• Exercise goal: Pictures do not belong in the copy, so please give every entry below again exactly.

• Dataset:
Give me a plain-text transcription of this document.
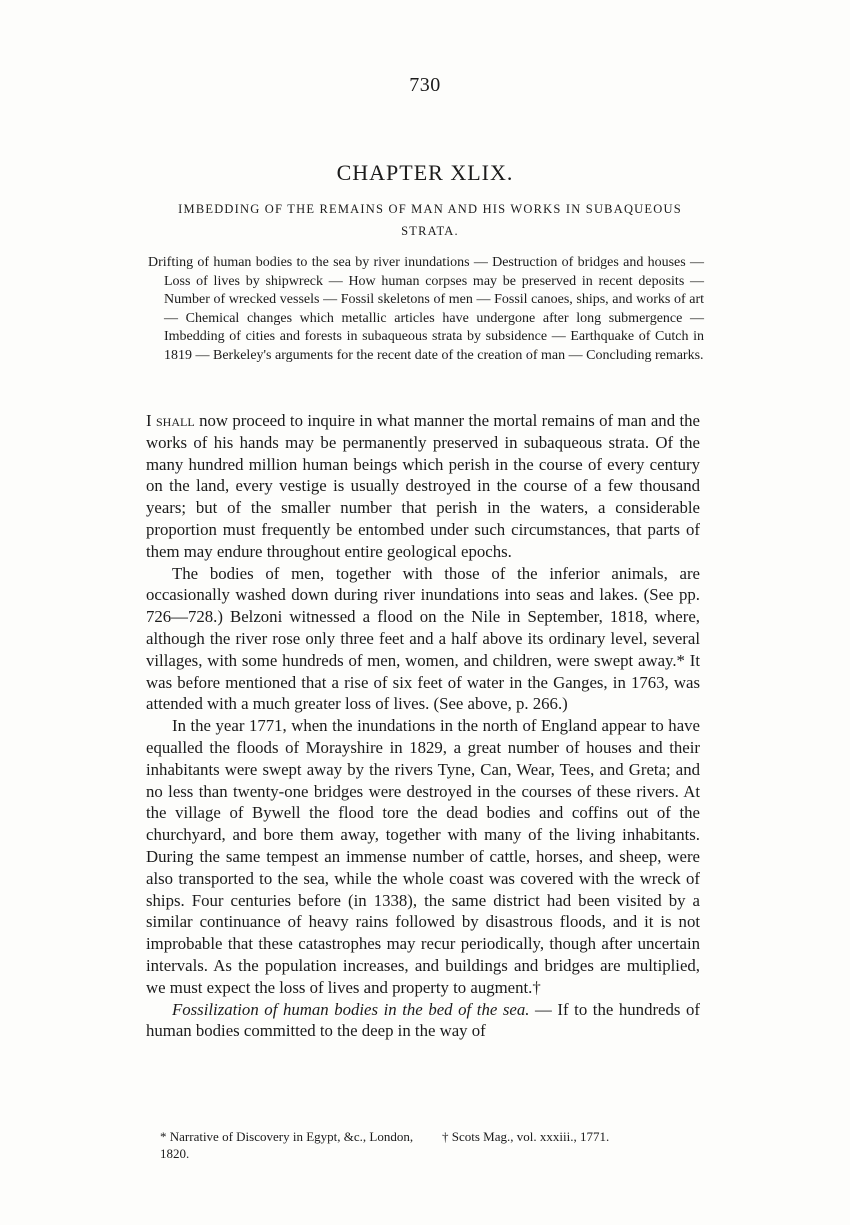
730
CHAPTER XLIX.
IMBEDDING OF THE REMAINS OF MAN AND HIS WORKS IN SUBAQUEOUS STRATA.

Drifting of human bodies to the sea by river inundations — Destruction of bridges and houses — Loss of lives by shipwreck — How human corpses may be preserved in recent deposits — Number of wrecked vessels — Fossil skeletons of men — Fossil canoes, ships, and works of art — Chemical changes which metallic articles have undergone after long submergence — Imbedding of cities and forests in subaqueous strata by subsidence — Earthquake of Cutch in 1819 — Berkeley's arguments for the recent date of the creation of man — Concluding remarks.

I shall now proceed to inquire in what manner the mortal remains of man and the works of his hands may be permanently preserved in subaqueous strata. Of the many hundred million human beings which perish in the course of every century on the land, every vestige is usually destroyed in the course of a few thousand years; but of the smaller number that perish in the waters, a considerable proportion must frequently be entombed under such circumstances, that parts of them may endure throughout entire geological epochs.

The bodies of men, together with those of the inferior animals, are occasionally washed down during river inundations into seas and lakes. (See pp. 726—728.) Belzoni witnessed a flood on the Nile in September, 1818, where, although the river rose only three feet and a half above its ordinary level, several villages, with some hundreds of men, women, and children, were swept away.* It was before mentioned that a rise of six feet of water in the Ganges, in 1763, was attended with a much greater loss of lives. (See above, p. 266.)

In the year 1771, when the inundations in the north of England appear to have equalled the floods of Morayshire in 1829, a great number of houses and their inhabitants were swept away by the rivers Tyne, Can, Wear, Tees, and Greta; and no less than twenty-one bridges were destroyed in the courses of these rivers. At the village of Bywell the flood tore the dead bodies and coffins out of the churchyard, and bore them away, together with many of the living inhabitants. During the same tempest an immense number of cattle, horses, and sheep, were also transported to the sea, while the whole coast was covered with the wreck of ships. Four centuries before (in 1338), the same district had been visited by a similar continuance of heavy rains followed by disastrous floods, and it is not improbable that these catastrophes may recur periodically, though after uncertain intervals. As the population increases, and buildings and bridges are multiplied, we must expect the loss of lives and property to augment.†

Fossilization of human bodies in the bed of the sea. — If to the hundreds of human bodies committed to the deep in the way of

* Narrative of Discovery in Egypt, &c., London, 1820.
† Scots Mag., vol. xxxiii., 1771.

• Answer to this task:
Give me a plain-text transcription of this document.
730
CHAPTER XLIX.
IMBEDDING OF THE REMAINS OF MAN AND HIS WORKS IN SUBAQUEOUS STRATA.

Drifting of human bodies to the sea by river inundations — Destruction of bridges and houses — Loss of lives by shipwreck — How human corpses may be preserved in recent deposits — Number of wrecked vessels — Fossil skeletons of men — Fossil canoes, ships, and works of art — Chemical changes which metallic articles have undergone after long submergence — Imbedding of cities and forests in subaqueous strata by subsidence — Earthquake of Cutch in 1819 — Berkeley's arguments for the recent date of the creation of man — Concluding remarks.

I shall now proceed to inquire in what manner the mortal remains of man and the works of his hands may be permanently preserved in subaqueous strata. Of the many hundred million human beings which perish in the course of every century on the land, every vestige is usually destroyed in the course of a few thousand years; but of the smaller number that perish in the waters, a considerable proportion must frequently be entombed under such circumstances, that parts of them may endure throughout entire geological epochs.

The bodies of men, together with those of the inferior animals, are occasionally washed down during river inundations into seas and lakes. (See pp. 726—728.) Belzoni witnessed a flood on the Nile in September, 1818, where, although the river rose only three feet and a half above its ordinary level, several villages, with some hundreds of men, women, and children, were swept away.* It was before mentioned that a rise of six feet of water in the Ganges, in 1763, was attended with a much greater loss of lives. (See above, p. 266.)

In the year 1771, when the inundations in the north of England appear to have equalled the floods of Morayshire in 1829, a great number of houses and their inhabitants were swept away by the rivers Tyne, Can, Wear, Tees, and Greta; and no less than twenty-one bridges were destroyed in the courses of these rivers. At the village of Bywell the flood tore the dead bodies and coffins out of the churchyard, and bore them away, together with many of the living inhabitants. During the same tempest an immense number of cattle, horses, and sheep, were also transported to the sea, while the whole coast was covered with the wreck of ships. Four centuries before (in 1338), the same district had been visited by a similar continuance of heavy rains followed by disastrous floods, and it is not improbable that these catastrophes may recur periodically, though after uncertain intervals. As the population increases, and buildings and bridges are multiplied, we must expect the loss of lives and property to augment.†

Fossilization of human bodies in the bed of the sea. — If to the hundreds of human bodies committed to the deep in the way of

* Narrative of Discovery in Egypt, &c., London, 1820.
† Scots Mag., vol. xxxiii., 1771.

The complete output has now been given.